| ROWS |
--*--

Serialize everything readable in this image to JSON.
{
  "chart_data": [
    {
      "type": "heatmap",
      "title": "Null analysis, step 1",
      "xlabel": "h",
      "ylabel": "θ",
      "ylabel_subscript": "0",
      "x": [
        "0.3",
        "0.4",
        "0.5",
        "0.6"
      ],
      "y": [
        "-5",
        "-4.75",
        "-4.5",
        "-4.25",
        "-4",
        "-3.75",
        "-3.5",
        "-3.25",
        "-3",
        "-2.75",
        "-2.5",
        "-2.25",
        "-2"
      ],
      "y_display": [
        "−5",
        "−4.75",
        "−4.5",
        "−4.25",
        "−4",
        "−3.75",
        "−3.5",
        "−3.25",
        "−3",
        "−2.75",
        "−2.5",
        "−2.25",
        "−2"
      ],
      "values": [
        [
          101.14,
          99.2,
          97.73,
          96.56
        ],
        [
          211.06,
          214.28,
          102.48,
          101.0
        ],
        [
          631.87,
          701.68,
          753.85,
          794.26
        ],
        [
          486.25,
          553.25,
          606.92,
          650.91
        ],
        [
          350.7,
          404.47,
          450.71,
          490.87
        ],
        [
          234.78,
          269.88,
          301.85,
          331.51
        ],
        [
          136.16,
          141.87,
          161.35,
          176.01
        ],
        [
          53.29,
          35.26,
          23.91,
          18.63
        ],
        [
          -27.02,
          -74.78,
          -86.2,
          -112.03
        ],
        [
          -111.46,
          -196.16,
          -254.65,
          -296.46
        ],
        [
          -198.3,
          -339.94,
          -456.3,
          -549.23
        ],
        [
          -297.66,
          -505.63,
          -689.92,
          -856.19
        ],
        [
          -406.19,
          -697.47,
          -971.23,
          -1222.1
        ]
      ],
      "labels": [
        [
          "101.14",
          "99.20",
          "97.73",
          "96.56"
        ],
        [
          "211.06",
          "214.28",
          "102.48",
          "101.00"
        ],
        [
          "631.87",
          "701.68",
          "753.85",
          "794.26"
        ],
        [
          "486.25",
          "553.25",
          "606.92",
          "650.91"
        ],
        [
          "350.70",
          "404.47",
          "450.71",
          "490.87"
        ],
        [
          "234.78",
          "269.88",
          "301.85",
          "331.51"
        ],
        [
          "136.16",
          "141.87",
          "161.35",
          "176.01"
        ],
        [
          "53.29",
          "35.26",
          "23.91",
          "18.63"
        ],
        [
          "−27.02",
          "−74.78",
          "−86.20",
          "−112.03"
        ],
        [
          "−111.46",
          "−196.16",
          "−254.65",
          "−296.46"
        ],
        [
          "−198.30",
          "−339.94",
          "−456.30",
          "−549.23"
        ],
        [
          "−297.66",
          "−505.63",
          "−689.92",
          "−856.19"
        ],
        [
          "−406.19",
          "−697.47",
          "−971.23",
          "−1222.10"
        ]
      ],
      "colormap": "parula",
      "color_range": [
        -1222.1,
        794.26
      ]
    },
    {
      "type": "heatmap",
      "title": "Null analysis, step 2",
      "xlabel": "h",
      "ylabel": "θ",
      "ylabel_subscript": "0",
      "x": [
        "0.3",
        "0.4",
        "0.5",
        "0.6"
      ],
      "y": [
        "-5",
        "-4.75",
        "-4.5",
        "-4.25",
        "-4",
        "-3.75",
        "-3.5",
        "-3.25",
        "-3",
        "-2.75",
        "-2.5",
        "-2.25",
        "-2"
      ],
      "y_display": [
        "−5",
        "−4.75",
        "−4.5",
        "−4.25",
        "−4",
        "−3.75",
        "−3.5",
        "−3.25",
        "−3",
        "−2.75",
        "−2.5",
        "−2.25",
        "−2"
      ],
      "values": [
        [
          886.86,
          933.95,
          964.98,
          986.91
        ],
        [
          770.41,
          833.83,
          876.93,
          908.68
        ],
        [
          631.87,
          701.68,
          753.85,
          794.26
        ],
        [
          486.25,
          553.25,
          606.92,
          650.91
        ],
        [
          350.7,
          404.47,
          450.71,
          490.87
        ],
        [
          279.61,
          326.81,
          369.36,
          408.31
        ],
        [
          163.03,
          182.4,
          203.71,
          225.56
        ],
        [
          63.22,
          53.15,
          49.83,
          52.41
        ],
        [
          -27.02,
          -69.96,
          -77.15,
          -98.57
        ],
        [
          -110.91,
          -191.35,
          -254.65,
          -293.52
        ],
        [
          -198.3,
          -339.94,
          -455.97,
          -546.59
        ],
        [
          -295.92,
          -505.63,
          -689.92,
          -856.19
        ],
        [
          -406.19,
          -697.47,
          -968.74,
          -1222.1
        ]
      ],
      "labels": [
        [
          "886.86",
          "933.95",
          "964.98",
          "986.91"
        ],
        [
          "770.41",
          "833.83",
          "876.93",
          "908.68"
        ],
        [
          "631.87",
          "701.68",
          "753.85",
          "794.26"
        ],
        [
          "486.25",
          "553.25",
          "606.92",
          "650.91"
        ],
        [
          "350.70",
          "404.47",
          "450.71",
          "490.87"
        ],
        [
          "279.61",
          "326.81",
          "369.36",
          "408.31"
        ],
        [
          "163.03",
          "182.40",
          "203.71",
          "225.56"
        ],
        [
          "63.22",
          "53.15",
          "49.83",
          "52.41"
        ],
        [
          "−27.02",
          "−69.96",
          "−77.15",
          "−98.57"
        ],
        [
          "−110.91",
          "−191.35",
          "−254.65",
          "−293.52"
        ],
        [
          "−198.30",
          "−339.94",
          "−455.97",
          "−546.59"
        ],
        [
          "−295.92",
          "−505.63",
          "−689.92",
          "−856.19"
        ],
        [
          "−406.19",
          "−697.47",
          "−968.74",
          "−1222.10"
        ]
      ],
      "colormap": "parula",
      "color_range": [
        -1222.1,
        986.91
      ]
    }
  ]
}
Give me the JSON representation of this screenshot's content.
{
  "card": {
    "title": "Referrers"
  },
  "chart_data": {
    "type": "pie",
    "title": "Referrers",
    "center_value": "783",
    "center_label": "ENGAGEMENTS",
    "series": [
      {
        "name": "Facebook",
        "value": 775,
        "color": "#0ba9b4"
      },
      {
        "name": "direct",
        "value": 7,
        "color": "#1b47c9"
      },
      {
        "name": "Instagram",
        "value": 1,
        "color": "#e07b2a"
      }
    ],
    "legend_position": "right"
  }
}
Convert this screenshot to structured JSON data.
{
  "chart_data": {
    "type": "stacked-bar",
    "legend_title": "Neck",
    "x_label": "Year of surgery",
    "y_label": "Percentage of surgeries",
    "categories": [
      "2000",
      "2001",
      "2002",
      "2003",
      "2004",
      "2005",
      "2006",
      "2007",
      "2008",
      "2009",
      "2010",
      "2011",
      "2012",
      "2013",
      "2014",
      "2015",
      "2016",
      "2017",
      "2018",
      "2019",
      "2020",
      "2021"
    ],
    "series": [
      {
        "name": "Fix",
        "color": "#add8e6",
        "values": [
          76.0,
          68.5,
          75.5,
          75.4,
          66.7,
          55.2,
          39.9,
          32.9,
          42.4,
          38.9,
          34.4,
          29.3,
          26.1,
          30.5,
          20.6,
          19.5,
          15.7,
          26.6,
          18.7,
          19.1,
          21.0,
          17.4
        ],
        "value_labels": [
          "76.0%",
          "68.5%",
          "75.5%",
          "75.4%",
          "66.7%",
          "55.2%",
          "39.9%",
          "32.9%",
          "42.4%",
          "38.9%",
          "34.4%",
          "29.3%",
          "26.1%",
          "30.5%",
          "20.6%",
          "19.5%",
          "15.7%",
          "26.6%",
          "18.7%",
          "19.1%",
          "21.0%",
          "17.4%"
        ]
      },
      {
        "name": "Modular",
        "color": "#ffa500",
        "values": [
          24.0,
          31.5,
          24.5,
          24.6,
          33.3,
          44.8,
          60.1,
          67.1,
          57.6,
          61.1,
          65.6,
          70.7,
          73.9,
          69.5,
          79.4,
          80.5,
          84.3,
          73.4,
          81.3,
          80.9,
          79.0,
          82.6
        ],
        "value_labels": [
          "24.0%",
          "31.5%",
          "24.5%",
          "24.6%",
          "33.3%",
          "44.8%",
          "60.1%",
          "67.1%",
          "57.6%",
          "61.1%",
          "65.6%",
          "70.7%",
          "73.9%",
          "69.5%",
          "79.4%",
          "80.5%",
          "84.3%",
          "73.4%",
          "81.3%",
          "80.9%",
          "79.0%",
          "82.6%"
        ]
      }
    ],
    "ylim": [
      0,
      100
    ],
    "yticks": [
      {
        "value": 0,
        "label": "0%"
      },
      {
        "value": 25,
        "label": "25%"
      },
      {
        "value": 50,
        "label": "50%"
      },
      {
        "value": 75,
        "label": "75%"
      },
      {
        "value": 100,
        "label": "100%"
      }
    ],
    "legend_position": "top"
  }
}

--*--

Collect each line of the entries that has the word "screenshot", copying it in full.

| THE REPLY |
Give me the JSON representation of this screenshot's content.
Convert this screenshot to structured JSON data.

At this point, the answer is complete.